**STORED DATA**.
━━━━━━━━
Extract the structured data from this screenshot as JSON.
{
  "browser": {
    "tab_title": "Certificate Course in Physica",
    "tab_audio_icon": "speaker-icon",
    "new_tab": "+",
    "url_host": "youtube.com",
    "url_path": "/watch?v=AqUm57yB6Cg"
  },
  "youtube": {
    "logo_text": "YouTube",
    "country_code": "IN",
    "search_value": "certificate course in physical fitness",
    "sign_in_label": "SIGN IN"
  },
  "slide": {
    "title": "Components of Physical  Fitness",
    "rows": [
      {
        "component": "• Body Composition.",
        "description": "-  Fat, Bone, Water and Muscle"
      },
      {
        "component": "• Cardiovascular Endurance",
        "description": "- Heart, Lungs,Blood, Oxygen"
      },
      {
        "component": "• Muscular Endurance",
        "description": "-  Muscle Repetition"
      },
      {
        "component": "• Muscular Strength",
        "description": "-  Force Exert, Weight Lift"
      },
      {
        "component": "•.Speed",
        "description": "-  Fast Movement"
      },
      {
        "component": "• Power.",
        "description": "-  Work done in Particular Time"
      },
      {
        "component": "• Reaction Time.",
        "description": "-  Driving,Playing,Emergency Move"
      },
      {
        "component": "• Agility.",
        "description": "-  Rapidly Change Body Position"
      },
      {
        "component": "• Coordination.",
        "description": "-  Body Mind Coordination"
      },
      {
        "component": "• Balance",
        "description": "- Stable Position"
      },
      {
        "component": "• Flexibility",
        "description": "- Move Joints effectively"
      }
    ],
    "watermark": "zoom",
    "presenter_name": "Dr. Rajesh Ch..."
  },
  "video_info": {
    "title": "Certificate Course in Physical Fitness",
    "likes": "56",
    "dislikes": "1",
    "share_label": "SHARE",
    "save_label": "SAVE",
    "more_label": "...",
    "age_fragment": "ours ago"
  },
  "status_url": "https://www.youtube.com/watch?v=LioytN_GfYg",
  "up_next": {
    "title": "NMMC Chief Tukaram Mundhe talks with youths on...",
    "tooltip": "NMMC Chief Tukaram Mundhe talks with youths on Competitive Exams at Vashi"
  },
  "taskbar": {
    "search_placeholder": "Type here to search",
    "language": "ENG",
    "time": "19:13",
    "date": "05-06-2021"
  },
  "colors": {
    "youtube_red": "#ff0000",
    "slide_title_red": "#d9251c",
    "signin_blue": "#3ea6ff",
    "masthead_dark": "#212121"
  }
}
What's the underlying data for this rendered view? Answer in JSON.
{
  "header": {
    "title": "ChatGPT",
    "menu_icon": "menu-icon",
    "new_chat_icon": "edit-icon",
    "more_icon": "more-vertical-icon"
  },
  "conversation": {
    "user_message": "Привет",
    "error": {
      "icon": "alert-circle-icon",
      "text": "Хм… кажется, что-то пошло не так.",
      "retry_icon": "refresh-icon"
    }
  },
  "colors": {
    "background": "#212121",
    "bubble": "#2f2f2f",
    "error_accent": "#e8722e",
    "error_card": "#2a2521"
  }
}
━━━━━━━━
**WRITTEN TASK**. From the listing, copy each line containing the word "Coordination".

**EXERCISE SOLUTION**.
        "component": "• Coordination.",
        "description": "-  Body Mind Coordination"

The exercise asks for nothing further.